→ **Exercise directions**:
Answer with a single number, the count of lines holding the word "value".

→ **Data entries**:
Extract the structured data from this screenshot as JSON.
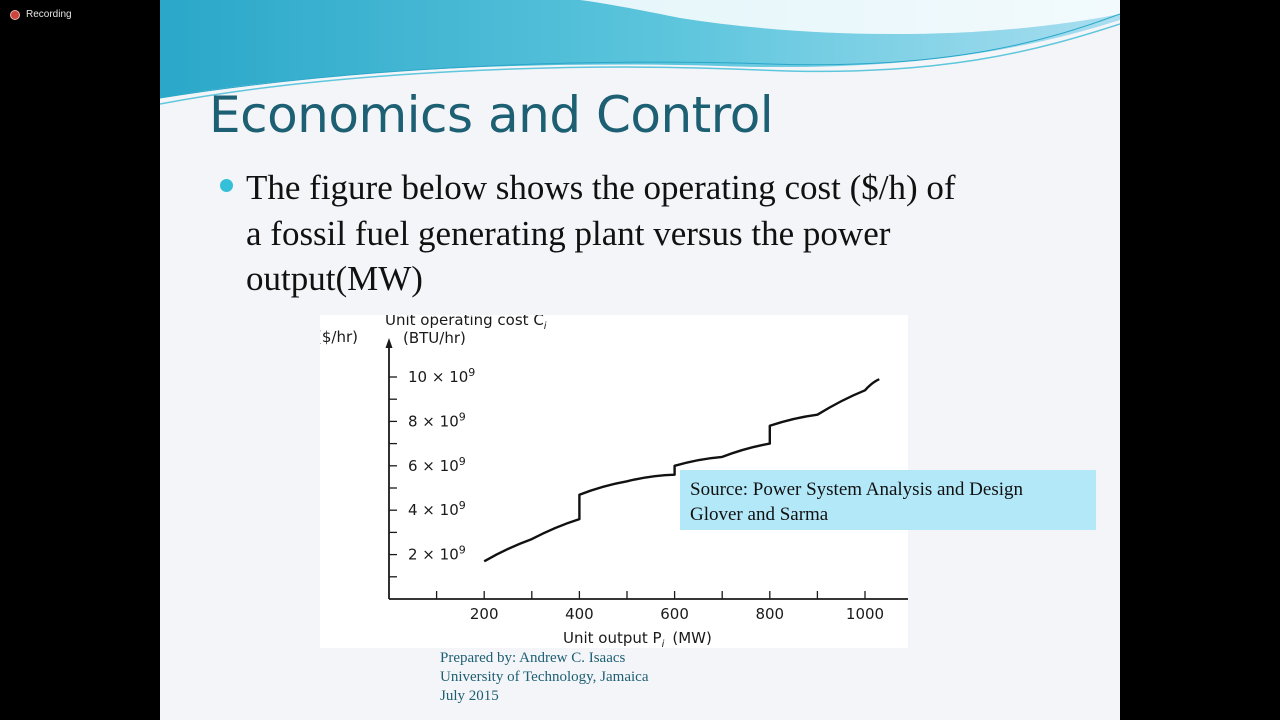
{
  "overlay": {
    "recording_label": "Recording",
    "recording_color": "#c9453d"
  },
  "slide": {
    "title": "Economics and Control",
    "bullet_lines": [
      "The figure below shows the operating cost ($/h) of",
      "a fossil fuel generating plant versus the power",
      "output(MW)"
    ],
    "source_lines": [
      "Source: Power System Analysis and Design",
      "Glover and Sarma"
    ],
    "credit_lines": [
      "Prepared by: Andrew C. Isaacs",
      "University of Technology, Jamaica",
      "July 2015"
    ],
    "colors": {
      "title": "#1d5f73",
      "bullet": "#35c0d9",
      "source_bg": "#b3e8f8",
      "wave": "#5ec6dd"
    }
  },
  "chart_data": {
    "type": "line",
    "ylabel_left": "($/hr)",
    "ylabel_lines": [
      "Unit operating cost C",
      "(BTU/hr)"
    ],
    "ylabel_subscript": "i",
    "xlabel": "Unit output  P",
    "xlabel_subscript": "i",
    "xlabel_unit": "(MW)",
    "xlim": [
      0,
      1100
    ],
    "ylim": [
      0,
      11
    ],
    "x_ticks": [
      200,
      400,
      600,
      800,
      1000
    ],
    "y_ticks": [
      {
        "value": 2,
        "mantissa": "2",
        "times": "×",
        "base": "10",
        "exp": "9"
      },
      {
        "value": 4,
        "mantissa": "4",
        "times": "×",
        "base": "10",
        "exp": "9"
      },
      {
        "value": 6,
        "mantissa": "6",
        "times": "×",
        "base": "10",
        "exp": "9"
      },
      {
        "value": 8,
        "mantissa": "8",
        "times": "×",
        "base": "10",
        "exp": "9"
      },
      {
        "value": 10,
        "mantissa": "10",
        "times": "×",
        "base": "10",
        "exp": "9"
      }
    ],
    "series": [
      {
        "x": [
          200,
          300,
          400,
          400,
          500,
          600,
          600,
          700,
          800,
          800,
          900,
          1000,
          1030
        ],
        "y": [
          1.7,
          2.7,
          3.6,
          4.7,
          5.3,
          5.6,
          6.0,
          6.4,
          7.0,
          7.8,
          8.3,
          9.4,
          9.9
        ]
      }
    ]
  }
}
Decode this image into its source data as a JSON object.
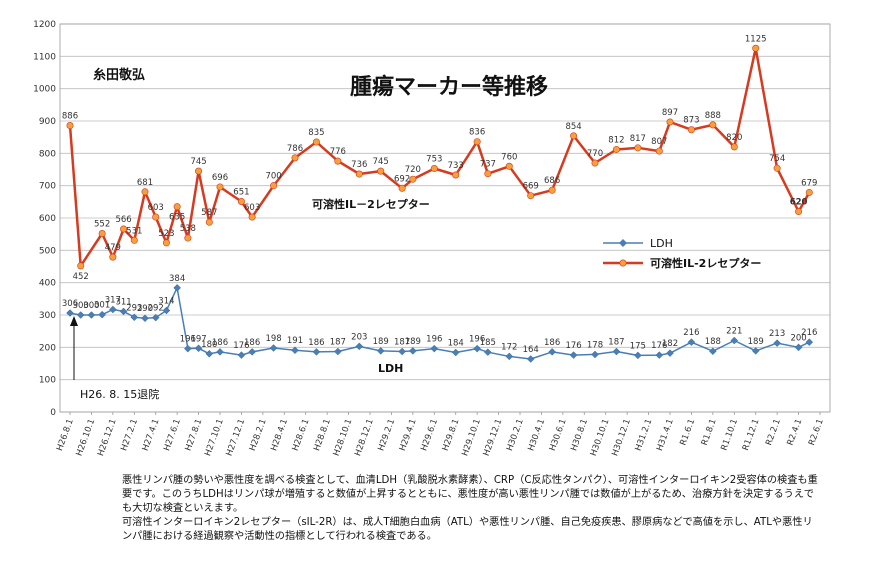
{
  "chart_data": {
    "type": "line",
    "title": "腫瘍マーカー等推移",
    "patient_name": "糸田敬弘",
    "ylim": [
      0,
      1200
    ],
    "yticks": [
      0,
      100,
      200,
      300,
      400,
      500,
      600,
      700,
      800,
      900,
      1000,
      1100,
      1200
    ],
    "grid": true,
    "legend_position": "right",
    "categories": [
      "H26.8.1",
      "H26.10.1",
      "H26.12.1",
      "H27.2.1",
      "H27.4.1",
      "H27.6.1",
      "H27.8.1",
      "H27.10.1",
      "H27.12.1",
      "H28.2.1",
      "H28.4.1",
      "H28.6.1",
      "H28.8.1",
      "H28.10.1",
      "H28.12.1",
      "H29.2.1",
      "H29.4.1",
      "H29.6.1",
      "H29.8.1",
      "H29.10.1",
      "H29.12.1",
      "H30.2.1",
      "H30.4.1",
      "H30.6.1",
      "H30.8.1",
      "H30.10.1",
      "H30.12.1",
      "H31.2.1",
      "H31.4.1",
      "R1.6.1",
      "R1.8.1",
      "R1.10.1",
      "R1.12.1",
      "R2.2.1",
      "R2.4.1",
      "R2.6.1"
    ],
    "series": [
      {
        "name": "LDH",
        "color": "#4a7fb5",
        "line_label": "LDH",
        "points": [
          {
            "x": 0,
            "y": 306
          },
          {
            "x": 0.5,
            "y": 300
          },
          {
            "x": 1,
            "y": 300
          },
          {
            "x": 1.5,
            "y": 301
          },
          {
            "x": 2,
            "y": 317
          },
          {
            "x": 2.5,
            "y": 311
          },
          {
            "x": 3,
            "y": 293
          },
          {
            "x": 3.5,
            "y": 290
          },
          {
            "x": 4,
            "y": 292
          },
          {
            "x": 4.5,
            "y": 314
          },
          {
            "x": 5,
            "y": 384
          },
          {
            "x": 5.5,
            "y": 196
          },
          {
            "x": 6,
            "y": 197
          },
          {
            "x": 6.5,
            "y": 180
          },
          {
            "x": 7,
            "y": 186
          },
          {
            "x": 8,
            "y": 176
          },
          {
            "x": 8.5,
            "y": 186
          },
          {
            "x": 9.5,
            "y": 198
          },
          {
            "x": 10.5,
            "y": 191
          },
          {
            "x": 11.5,
            "y": 186
          },
          {
            "x": 12.5,
            "y": 187
          },
          {
            "x": 13.5,
            "y": 203
          },
          {
            "x": 14.5,
            "y": 189
          },
          {
            "x": 15.5,
            "y": 187
          },
          {
            "x": 16,
            "y": 189
          },
          {
            "x": 17,
            "y": 196
          },
          {
            "x": 18,
            "y": 184
          },
          {
            "x": 19,
            "y": 196
          },
          {
            "x": 19.5,
            "y": 185
          },
          {
            "x": 20.5,
            "y": 172
          },
          {
            "x": 21.5,
            "y": 164
          },
          {
            "x": 22.5,
            "y": 186
          },
          {
            "x": 23.5,
            "y": 176
          },
          {
            "x": 24.5,
            "y": 178
          },
          {
            "x": 25.5,
            "y": 187
          },
          {
            "x": 26.5,
            "y": 175
          },
          {
            "x": 27.5,
            "y": 176
          },
          {
            "x": 28,
            "y": 182
          },
          {
            "x": 29,
            "y": 216
          },
          {
            "x": 30,
            "y": 188
          },
          {
            "x": 31,
            "y": 221
          },
          {
            "x": 32,
            "y": 189
          },
          {
            "x": 33,
            "y": 213
          },
          {
            "x": 34,
            "y": 200
          },
          {
            "x": 34.5,
            "y": 216
          }
        ]
      },
      {
        "name": "可溶性IL-2レセプター",
        "color": "#d63a1f",
        "line_label": "可溶性IL－2レセプター",
        "points": [
          {
            "x": 0,
            "y": 886
          },
          {
            "x": 0.5,
            "y": 452
          },
          {
            "x": 1.5,
            "y": 552
          },
          {
            "x": 2,
            "y": 479
          },
          {
            "x": 2.5,
            "y": 566
          },
          {
            "x": 3,
            "y": 531
          },
          {
            "x": 3.5,
            "y": 681
          },
          {
            "x": 4,
            "y": 603
          },
          {
            "x": 4.5,
            "y": 523
          },
          {
            "x": 5,
            "y": 635
          },
          {
            "x": 5.5,
            "y": 538
          },
          {
            "x": 6,
            "y": 745
          },
          {
            "x": 6.5,
            "y": 587
          },
          {
            "x": 7,
            "y": 696
          },
          {
            "x": 8,
            "y": 651
          },
          {
            "x": 8.5,
            "y": 603
          },
          {
            "x": 9.5,
            "y": 700
          },
          {
            "x": 10.5,
            "y": 786
          },
          {
            "x": 11.5,
            "y": 835
          },
          {
            "x": 12.5,
            "y": 776
          },
          {
            "x": 13.5,
            "y": 736
          },
          {
            "x": 14.5,
            "y": 745
          },
          {
            "x": 15.5,
            "y": 692
          },
          {
            "x": 16,
            "y": 720
          },
          {
            "x": 17,
            "y": 753
          },
          {
            "x": 18,
            "y": 733
          },
          {
            "x": 19,
            "y": 836
          },
          {
            "x": 19.5,
            "y": 737
          },
          {
            "x": 20.5,
            "y": 760
          },
          {
            "x": 21.5,
            "y": 669
          },
          {
            "x": 22.5,
            "y": 686
          },
          {
            "x": 23.5,
            "y": 854
          },
          {
            "x": 24.5,
            "y": 770
          },
          {
            "x": 25.5,
            "y": 812
          },
          {
            "x": 26.5,
            "y": 817
          },
          {
            "x": 27.5,
            "y": 807
          },
          {
            "x": 28,
            "y": 897
          },
          {
            "x": 29,
            "y": 873
          },
          {
            "x": 30,
            "y": 888
          },
          {
            "x": 31,
            "y": 820
          },
          {
            "x": 32,
            "y": 1125
          },
          {
            "x": 33,
            "y": 754
          },
          {
            "x": 34,
            "y": 620
          },
          {
            "x": 34.5,
            "y": 679
          }
        ]
      }
    ],
    "annotation": "H26. 8. 15退院"
  },
  "caption": [
    "悪性リンパ腫の勢いや悪性度を調べる検査として、血清LDH（乳酸脱水素酵素）、CRP（C反応性タンパク）、可溶性インターロイキン2受容体の検査も重要です。このうちLDHはリンパ球が増殖すると数値が上昇するとともに、悪性度が高い悪性リンパ腫では数値が上がるため、治療方針を決定するうえでも大切な検査といえます。",
    "可溶性インターロイキン2レセプター（sIL-2R）は、成人T細胞白血病（ATL）や悪性リンパ腫、自己免疫疾患、膠原病などで高値を示し、ATLや悪性リンパ腫における経過観察や活動性の指標として行われる検査である。"
  ]
}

→ **Solution for this problem**:
5